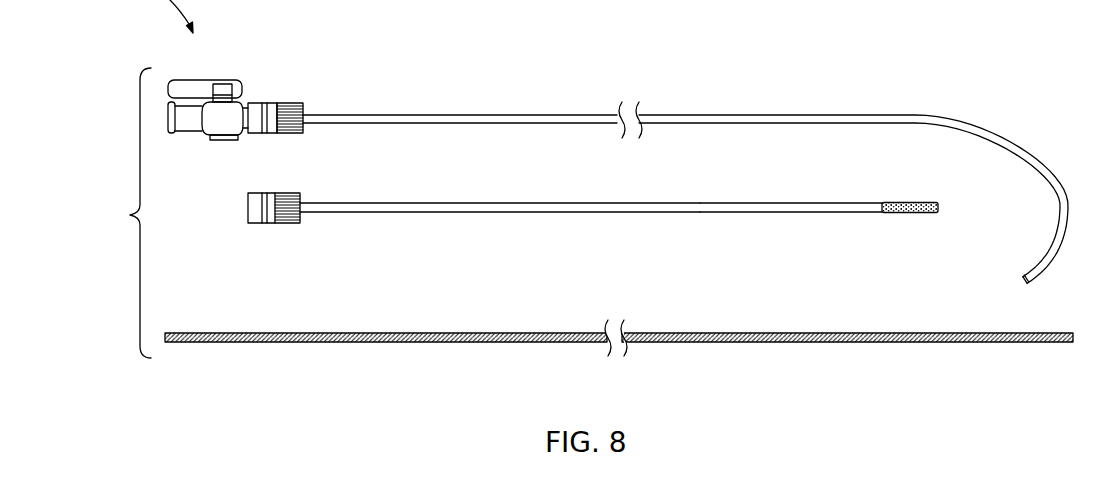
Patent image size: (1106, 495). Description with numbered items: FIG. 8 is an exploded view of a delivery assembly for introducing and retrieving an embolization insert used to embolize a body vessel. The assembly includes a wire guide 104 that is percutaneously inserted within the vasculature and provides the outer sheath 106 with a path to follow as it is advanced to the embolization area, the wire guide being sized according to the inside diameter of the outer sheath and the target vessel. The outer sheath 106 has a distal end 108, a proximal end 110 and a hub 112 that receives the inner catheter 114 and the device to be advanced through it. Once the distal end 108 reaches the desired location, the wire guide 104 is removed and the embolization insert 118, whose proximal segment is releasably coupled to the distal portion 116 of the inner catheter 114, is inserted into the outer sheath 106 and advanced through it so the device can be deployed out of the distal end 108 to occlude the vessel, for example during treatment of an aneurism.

The wire guide 104 is at (255, 332).
The outer sheath 106 is at (412, 113).
The distal end 108 is at (1023, 283).
The proximal end 110 is at (302, 110).
The hub 112 is at (223, 123).
The inner catheter 114 is at (435, 202).
The distal portion 116 is at (762, 202).
The embolization insert 118 is at (897, 213).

Aim of the task: Reproduce all of the material above word for word, leaving out the pictures.

Task result:
Patent image size: (1106, 495). Description with numbered items: FIG. 8 is an exploded view of a delivery assembly for introducing and retrieving an embolization insert used to embolize a body vessel. The assembly includes a wire guide 104 that is percutaneously inserted within the vasculature and provides the outer sheath 106 with a path to follow as it is advanced to the embolization area, the wire guide being sized according to the inside diameter of the outer sheath and the target vessel. The outer sheath 106 has a distal end 108, a proximal end 110 and a hub 112 that receives the inner catheter 114 and the device to be advanced through it. Once the distal end 108 reaches the desired location, the wire guide 104 is removed and the embolization insert 118, whose proximal segment is releasably coupled to the distal portion 116 of the inner catheter 114, is inserted into the outer sheath 106 and advanced through it so the device can be deployed out of the distal end 108 to occlude the vessel, for example during treatment of an aneurism.

The wire guide 104 is at (255, 332).
The outer sheath 106 is at (412, 113).
The distal end 108 is at (1023, 283).
The proximal end 110 is at (302, 110).
The hub 112 is at (223, 123).
The inner catheter 114 is at (435, 202).
The distal portion 116 is at (762, 202).
The embolization insert 118 is at (897, 213).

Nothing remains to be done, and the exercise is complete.